# [EXERCISE]
Please give the listing again in its entirety, exactly as written.

** begin **

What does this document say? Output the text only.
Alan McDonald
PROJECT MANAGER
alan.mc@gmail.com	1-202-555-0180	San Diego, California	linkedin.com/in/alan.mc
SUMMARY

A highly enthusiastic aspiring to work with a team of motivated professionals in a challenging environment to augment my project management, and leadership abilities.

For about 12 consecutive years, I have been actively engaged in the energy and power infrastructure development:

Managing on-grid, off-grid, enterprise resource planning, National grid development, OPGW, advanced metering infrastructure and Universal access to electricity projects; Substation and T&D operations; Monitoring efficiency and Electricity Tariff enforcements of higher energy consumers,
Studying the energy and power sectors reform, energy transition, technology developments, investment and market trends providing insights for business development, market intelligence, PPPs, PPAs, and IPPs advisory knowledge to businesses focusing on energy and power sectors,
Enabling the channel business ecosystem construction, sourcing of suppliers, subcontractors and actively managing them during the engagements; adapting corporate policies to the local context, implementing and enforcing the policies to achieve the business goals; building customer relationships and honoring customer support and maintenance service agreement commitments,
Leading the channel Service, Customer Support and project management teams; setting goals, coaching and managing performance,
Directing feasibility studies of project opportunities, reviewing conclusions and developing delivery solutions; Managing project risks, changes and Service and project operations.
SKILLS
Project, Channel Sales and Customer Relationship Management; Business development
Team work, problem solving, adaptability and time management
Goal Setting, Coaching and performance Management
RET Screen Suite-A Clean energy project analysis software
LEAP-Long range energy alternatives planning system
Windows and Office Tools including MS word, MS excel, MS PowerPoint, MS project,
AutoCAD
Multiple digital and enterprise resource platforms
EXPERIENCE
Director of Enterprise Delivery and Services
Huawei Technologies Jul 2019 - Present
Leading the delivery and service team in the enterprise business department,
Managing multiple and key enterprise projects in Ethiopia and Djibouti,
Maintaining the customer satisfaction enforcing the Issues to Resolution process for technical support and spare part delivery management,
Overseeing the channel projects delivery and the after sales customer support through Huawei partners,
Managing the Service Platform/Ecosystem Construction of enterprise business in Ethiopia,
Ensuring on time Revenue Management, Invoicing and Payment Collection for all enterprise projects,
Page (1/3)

** end **

# [EXERCISE ANSWER]
What does this document say? Output the text only.
Alan McDonald
PROJECT MANAGER
alan.mc@gmail.com	1-202-555-0180	San Diego, California	linkedin.com/in/alan.mc
SUMMARY

A highly enthusiastic aspiring to work with a team of motivated professionals in a challenging environment to augment my project management, and leadership abilities.

For about 12 consecutive years, I have been actively engaged in the energy and power infrastructure development:

Managing on-grid, off-grid, enterprise resource planning, National grid development, OPGW, advanced metering infrastructure and Universal access to electricity projects; Substation and T&D operations; Monitoring efficiency and Electricity Tariff enforcements of higher energy consumers,
Studying the energy and power sectors reform, energy transition, technology developments, investment and market trends providing insights for business development, market intelligence, PPPs, PPAs, and IPPs advisory knowledge to businesses focusing on energy and power sectors,
Enabling the channel business ecosystem construction, sourcing of suppliers, subcontractors and actively managing them during the engagements; adapting corporate policies to the local context, implementing and enforcing the policies to achieve the business goals; building customer relationships and honoring customer support and maintenance service agreement commitments,
Leading the channel Service, Customer Support and project management teams; setting goals, coaching and managing performance,
Directing feasibility studies of project opportunities, reviewing conclusions and developing delivery solutions; Managing project risks, changes and Service and project operations.
SKILLS
Project, Channel Sales and Customer Relationship Management; Business development
Team work, problem solving, adaptability and time management
Goal Setting, Coaching and performance Management
RET Screen Suite-A Clean energy project analysis software
LEAP-Long range energy alternatives planning system
Windows and Office Tools including MS word, MS excel, MS PowerPoint, MS project,
AutoCAD
Multiple digital and enterprise resource platforms
EXPERIENCE
Director of Enterprise Delivery and Services
Huawei Technologies Jul 2019 - Present
Leading the delivery and service team in the enterprise business department,
Managing multiple and key enterprise projects in Ethiopia and Djibouti,
Maintaining the customer satisfaction enforcing the Issues to Resolution process for technical support and spare part delivery management,
Overseeing the channel projects delivery and the after sales customer support through Huawei partners,
Managing the Service Platform/Ecosystem Construction of enterprise business in Ethiopia,
Ensuring on time Revenue Management, Invoicing and Payment Collection for all enterprise projects,
Page (1/3)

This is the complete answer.